### Written exercise
Locate each line holding the string "spots" and copy it.
* * * * *
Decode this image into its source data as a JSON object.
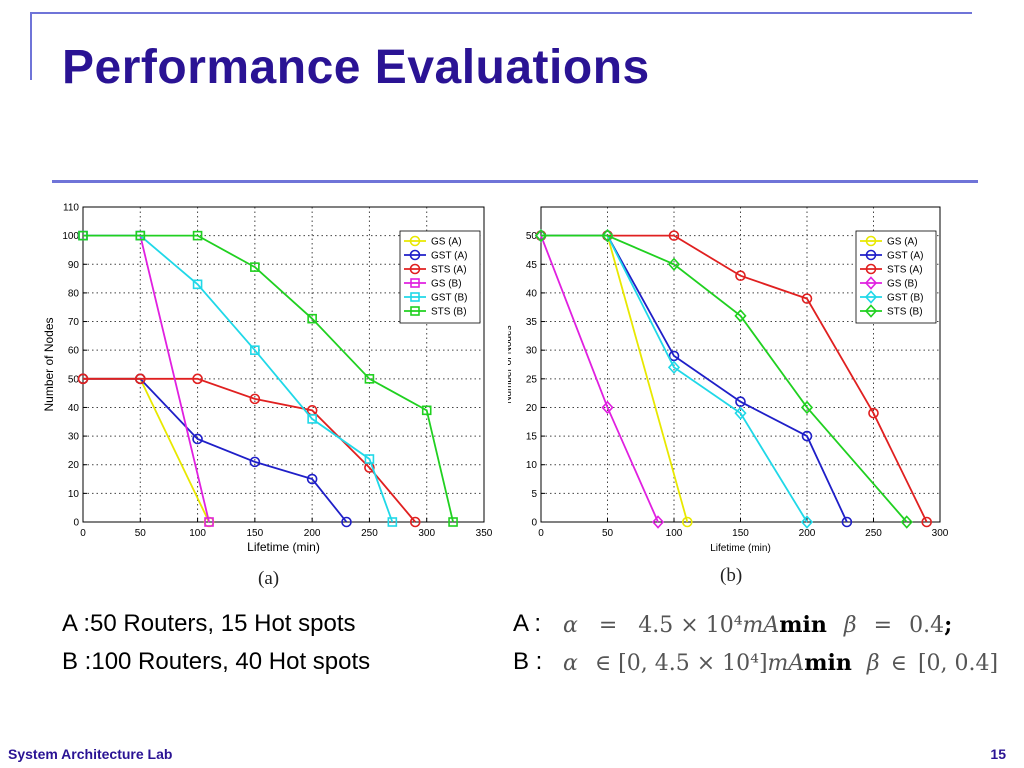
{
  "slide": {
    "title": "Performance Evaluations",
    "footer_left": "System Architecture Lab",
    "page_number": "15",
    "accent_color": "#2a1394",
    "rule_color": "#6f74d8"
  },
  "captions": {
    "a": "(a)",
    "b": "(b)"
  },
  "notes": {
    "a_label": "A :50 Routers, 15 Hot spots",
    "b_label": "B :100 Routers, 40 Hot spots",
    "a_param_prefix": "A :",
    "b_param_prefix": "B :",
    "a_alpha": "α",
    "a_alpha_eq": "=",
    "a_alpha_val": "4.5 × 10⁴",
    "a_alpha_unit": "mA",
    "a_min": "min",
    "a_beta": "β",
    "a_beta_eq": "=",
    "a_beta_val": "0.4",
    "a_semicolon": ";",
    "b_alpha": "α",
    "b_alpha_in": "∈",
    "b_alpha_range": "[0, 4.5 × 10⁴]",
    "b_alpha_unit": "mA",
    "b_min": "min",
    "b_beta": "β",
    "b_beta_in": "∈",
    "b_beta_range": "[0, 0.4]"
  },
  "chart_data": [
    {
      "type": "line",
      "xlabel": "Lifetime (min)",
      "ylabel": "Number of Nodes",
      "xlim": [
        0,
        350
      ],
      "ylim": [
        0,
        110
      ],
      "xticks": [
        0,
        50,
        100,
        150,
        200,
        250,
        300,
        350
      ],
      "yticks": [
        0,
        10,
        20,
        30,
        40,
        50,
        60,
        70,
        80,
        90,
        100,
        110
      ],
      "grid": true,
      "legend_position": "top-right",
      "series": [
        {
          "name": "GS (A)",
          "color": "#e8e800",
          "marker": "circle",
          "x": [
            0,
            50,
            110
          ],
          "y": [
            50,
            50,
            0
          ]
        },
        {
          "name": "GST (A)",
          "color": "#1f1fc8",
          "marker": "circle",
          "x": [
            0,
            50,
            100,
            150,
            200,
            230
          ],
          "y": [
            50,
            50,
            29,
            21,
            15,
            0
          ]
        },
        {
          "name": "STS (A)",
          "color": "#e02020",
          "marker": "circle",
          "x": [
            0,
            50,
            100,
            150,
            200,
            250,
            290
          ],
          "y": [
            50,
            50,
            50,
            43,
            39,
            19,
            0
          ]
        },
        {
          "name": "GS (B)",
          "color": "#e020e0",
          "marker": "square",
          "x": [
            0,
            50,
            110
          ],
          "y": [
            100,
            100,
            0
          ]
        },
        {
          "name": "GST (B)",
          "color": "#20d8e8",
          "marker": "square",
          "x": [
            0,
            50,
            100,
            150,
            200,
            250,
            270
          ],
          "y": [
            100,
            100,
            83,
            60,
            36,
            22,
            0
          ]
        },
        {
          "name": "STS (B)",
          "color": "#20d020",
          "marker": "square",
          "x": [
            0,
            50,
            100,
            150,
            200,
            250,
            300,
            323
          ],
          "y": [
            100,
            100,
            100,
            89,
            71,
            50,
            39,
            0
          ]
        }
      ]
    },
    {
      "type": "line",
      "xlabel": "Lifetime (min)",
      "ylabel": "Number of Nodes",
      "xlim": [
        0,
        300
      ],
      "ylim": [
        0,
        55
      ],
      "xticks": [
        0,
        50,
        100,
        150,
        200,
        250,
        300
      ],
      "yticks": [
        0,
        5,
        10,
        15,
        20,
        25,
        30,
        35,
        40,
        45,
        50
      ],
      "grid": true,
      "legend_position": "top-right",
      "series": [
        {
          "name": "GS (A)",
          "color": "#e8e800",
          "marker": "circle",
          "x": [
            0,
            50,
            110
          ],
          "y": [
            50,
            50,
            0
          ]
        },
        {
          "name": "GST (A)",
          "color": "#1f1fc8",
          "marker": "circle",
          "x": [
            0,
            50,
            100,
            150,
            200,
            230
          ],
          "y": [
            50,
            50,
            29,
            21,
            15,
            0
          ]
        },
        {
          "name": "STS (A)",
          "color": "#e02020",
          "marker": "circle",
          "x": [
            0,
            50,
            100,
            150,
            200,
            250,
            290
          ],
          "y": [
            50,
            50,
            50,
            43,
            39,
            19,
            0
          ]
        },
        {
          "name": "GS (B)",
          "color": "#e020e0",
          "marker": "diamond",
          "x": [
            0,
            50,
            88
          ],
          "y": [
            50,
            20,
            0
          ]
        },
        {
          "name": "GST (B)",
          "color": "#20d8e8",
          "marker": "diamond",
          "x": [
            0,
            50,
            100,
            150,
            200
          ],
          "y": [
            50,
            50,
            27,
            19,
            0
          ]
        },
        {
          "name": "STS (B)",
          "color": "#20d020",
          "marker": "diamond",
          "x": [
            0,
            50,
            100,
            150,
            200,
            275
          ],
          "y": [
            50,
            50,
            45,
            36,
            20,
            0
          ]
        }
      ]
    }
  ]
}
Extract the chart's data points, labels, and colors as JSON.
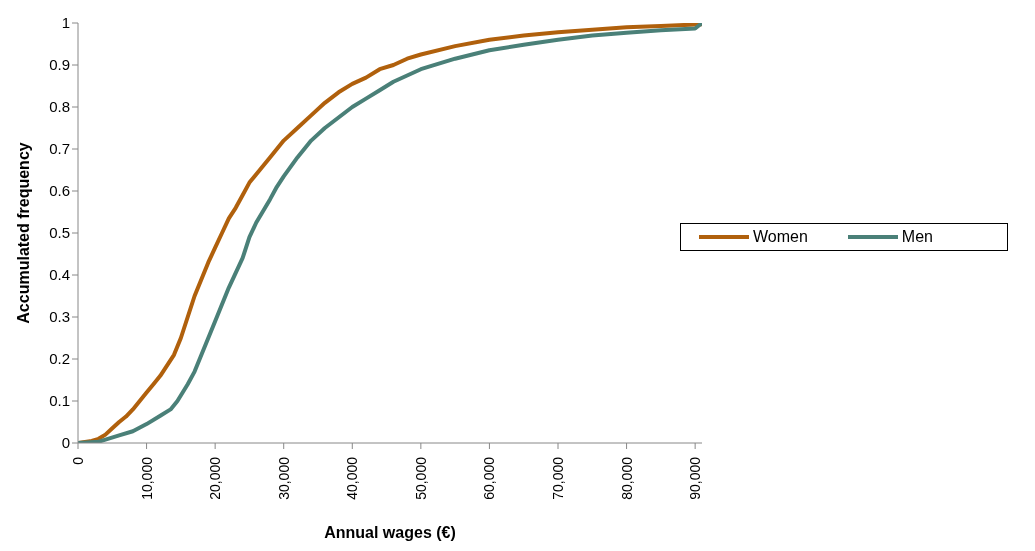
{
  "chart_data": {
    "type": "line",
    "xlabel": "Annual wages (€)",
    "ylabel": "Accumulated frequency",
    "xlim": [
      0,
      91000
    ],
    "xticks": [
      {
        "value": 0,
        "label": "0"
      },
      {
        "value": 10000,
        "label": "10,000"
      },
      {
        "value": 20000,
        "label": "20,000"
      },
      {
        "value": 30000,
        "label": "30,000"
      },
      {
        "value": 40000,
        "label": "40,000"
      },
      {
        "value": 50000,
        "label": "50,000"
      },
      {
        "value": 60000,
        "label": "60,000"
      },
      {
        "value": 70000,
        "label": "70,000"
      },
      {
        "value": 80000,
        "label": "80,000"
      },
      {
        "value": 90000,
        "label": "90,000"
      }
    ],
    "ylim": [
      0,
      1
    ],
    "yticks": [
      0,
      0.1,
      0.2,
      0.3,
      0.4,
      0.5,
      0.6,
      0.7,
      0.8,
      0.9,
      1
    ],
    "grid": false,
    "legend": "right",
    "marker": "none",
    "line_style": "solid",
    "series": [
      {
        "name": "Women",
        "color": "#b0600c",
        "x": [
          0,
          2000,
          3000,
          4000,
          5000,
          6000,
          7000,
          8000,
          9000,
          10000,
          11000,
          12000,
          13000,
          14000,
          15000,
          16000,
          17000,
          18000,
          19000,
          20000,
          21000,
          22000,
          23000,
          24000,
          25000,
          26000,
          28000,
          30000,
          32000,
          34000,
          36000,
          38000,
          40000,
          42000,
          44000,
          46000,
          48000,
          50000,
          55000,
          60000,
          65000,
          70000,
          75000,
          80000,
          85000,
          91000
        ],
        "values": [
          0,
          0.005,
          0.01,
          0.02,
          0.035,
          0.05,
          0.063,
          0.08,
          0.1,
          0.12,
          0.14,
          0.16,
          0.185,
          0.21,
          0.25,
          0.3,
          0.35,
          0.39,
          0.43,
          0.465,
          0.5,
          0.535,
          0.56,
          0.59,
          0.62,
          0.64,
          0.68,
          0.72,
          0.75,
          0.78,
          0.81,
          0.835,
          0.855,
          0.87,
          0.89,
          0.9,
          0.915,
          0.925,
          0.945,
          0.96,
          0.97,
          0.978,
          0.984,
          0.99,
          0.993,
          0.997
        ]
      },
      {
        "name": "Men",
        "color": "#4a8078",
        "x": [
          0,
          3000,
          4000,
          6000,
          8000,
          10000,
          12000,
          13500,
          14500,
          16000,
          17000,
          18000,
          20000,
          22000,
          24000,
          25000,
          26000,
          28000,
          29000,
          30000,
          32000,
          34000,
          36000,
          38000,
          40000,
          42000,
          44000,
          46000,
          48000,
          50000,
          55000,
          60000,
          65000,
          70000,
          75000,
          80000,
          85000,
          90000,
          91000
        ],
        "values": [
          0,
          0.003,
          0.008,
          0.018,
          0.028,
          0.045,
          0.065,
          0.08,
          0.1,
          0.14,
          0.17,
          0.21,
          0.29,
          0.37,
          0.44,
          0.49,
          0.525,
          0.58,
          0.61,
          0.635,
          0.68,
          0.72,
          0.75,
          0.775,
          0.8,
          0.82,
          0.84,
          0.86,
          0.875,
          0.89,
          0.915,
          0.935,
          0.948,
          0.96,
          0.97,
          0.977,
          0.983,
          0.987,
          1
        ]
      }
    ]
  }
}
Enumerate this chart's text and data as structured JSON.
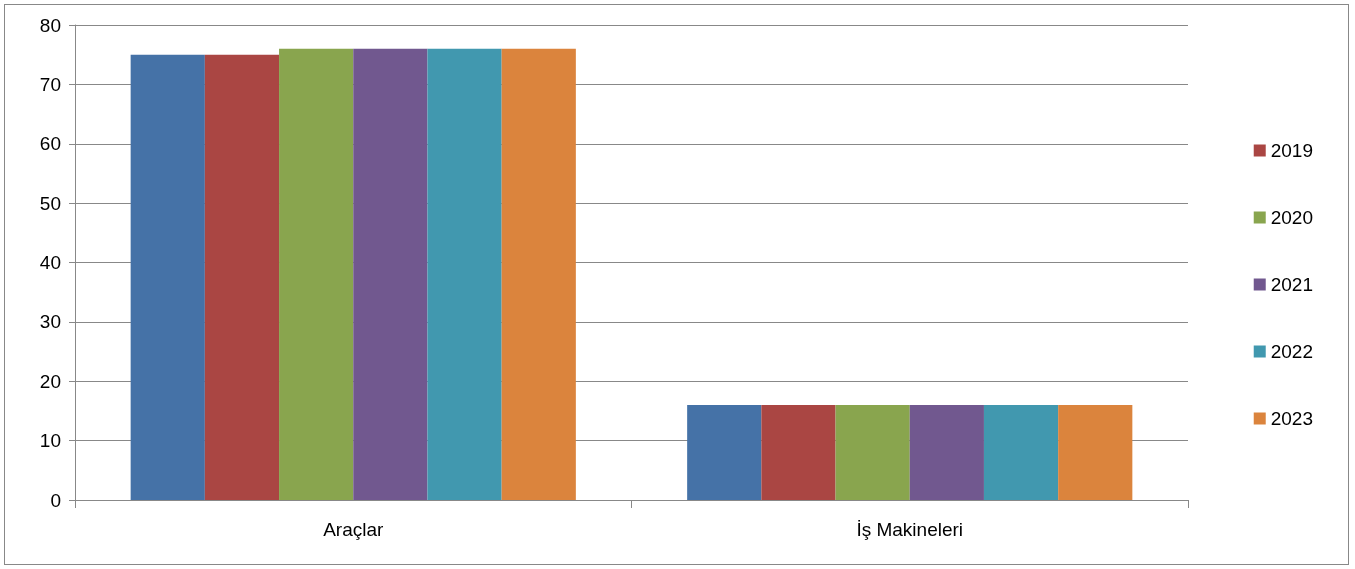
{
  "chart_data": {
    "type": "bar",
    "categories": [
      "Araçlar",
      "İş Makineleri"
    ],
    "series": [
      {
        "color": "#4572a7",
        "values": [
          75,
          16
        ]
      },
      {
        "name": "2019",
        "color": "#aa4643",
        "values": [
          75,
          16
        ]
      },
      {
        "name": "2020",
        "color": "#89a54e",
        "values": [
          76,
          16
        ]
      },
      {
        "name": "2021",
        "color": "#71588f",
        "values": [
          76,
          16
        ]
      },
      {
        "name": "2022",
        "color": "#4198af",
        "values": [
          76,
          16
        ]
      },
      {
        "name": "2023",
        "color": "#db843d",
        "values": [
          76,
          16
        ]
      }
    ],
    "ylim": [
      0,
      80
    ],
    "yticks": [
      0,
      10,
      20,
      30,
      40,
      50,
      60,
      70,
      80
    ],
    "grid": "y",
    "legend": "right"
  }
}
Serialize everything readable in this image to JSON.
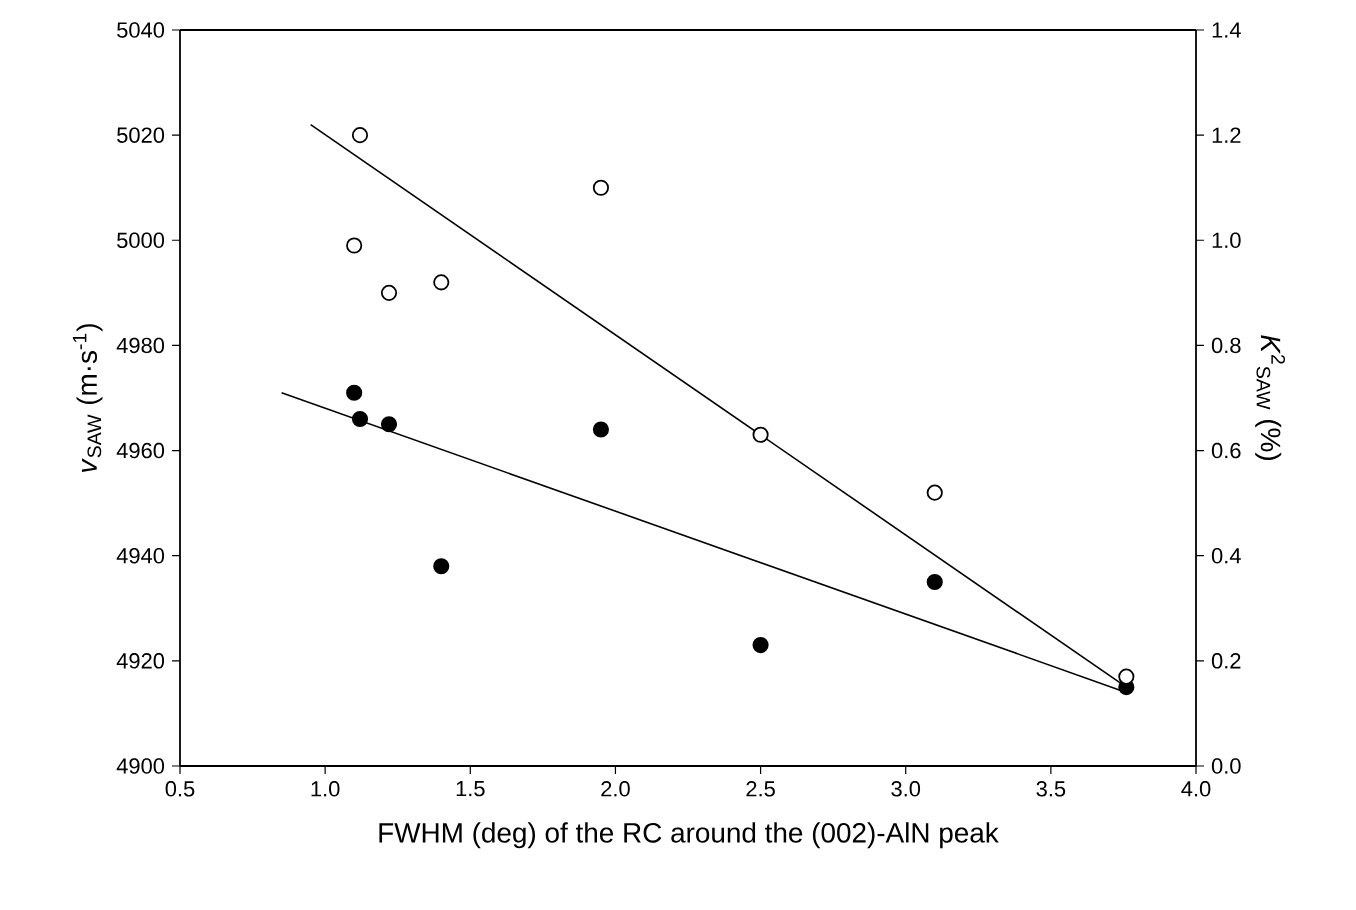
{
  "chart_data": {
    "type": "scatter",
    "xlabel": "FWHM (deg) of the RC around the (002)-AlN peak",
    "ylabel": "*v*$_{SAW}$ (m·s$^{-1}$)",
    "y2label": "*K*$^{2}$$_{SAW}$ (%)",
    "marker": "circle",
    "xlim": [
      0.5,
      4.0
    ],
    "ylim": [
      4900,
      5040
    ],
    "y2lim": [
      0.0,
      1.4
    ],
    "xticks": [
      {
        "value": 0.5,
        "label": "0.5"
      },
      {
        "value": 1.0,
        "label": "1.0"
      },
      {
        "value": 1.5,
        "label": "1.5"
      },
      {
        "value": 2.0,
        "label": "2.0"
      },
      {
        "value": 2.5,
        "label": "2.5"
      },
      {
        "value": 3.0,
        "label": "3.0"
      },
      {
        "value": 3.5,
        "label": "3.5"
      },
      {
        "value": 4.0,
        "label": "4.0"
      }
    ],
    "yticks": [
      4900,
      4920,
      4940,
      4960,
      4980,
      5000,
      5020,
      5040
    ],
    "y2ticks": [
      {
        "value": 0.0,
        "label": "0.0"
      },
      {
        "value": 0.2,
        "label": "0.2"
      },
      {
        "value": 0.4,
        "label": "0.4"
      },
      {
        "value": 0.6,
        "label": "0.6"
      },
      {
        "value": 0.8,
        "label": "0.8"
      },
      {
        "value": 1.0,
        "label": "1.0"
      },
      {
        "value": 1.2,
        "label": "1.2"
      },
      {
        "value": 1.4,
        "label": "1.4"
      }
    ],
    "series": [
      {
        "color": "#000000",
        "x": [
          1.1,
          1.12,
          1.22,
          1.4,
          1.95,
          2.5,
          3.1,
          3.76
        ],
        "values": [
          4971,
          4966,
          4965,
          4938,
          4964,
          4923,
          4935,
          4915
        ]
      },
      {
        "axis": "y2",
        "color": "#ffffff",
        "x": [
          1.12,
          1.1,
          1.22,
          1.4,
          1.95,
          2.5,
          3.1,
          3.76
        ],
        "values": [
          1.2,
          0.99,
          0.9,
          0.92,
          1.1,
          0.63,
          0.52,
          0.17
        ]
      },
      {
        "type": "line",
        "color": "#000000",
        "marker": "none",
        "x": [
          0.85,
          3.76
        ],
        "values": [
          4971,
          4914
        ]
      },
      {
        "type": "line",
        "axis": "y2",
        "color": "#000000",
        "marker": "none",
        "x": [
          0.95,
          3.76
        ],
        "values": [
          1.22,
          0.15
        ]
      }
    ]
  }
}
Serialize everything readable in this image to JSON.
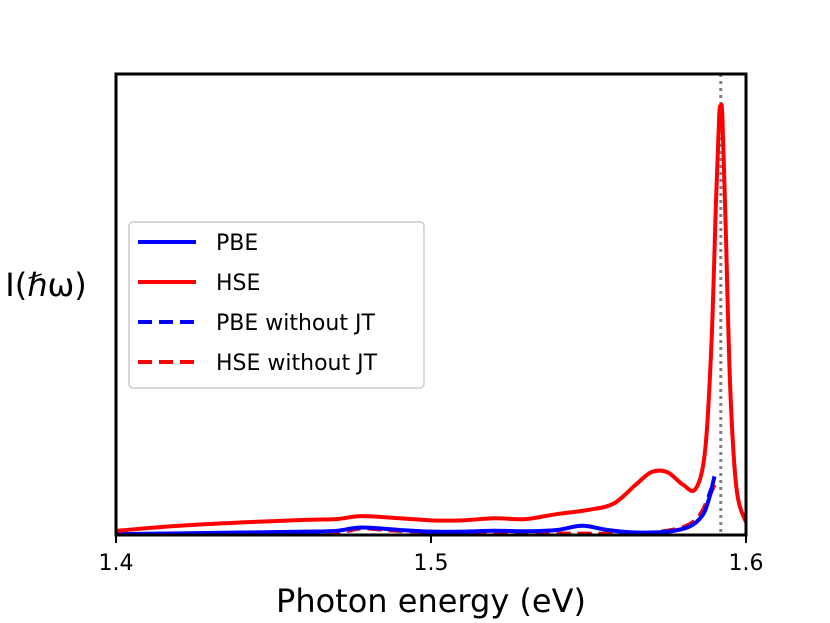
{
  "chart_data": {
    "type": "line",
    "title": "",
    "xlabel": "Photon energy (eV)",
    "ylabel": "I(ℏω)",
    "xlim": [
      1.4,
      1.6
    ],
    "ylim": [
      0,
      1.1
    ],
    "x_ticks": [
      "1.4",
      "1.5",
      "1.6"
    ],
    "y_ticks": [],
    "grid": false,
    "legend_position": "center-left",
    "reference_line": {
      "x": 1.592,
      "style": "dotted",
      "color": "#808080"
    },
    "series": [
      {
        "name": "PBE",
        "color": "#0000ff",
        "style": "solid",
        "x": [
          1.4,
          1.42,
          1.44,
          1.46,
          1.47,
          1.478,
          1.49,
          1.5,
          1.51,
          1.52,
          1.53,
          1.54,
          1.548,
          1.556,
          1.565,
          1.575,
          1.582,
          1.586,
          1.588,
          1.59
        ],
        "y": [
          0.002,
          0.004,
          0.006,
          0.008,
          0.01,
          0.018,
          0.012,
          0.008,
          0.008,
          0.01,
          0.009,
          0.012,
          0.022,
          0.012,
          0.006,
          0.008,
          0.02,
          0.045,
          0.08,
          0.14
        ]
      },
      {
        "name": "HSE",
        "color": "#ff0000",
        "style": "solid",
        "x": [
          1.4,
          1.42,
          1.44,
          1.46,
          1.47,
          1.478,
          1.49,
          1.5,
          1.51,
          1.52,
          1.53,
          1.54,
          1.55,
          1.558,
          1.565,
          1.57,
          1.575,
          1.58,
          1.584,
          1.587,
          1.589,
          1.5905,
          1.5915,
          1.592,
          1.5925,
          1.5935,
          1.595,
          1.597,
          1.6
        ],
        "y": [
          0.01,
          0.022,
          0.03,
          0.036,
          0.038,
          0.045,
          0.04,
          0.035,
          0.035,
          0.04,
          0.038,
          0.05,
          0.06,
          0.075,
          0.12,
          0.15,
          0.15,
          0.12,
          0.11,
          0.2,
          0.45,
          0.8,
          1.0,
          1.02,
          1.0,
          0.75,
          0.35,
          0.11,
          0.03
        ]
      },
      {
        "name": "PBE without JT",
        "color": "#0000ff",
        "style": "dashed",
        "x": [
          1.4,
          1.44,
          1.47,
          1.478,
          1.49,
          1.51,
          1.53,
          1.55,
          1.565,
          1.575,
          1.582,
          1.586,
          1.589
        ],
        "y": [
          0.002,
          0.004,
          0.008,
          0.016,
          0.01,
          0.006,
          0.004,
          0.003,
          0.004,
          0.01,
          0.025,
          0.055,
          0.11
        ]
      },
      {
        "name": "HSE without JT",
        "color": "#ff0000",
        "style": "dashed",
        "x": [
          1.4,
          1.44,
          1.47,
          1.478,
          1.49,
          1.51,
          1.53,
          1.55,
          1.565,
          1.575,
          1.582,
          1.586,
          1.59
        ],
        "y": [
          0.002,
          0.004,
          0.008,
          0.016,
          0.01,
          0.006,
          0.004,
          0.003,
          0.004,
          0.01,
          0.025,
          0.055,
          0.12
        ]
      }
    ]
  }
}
* * * * *
### Solution to this exercise
    "a_label": "A :50 Routers, 15 Hot spots",
    "b_label": "B :100 Routers, 40 Hot spots",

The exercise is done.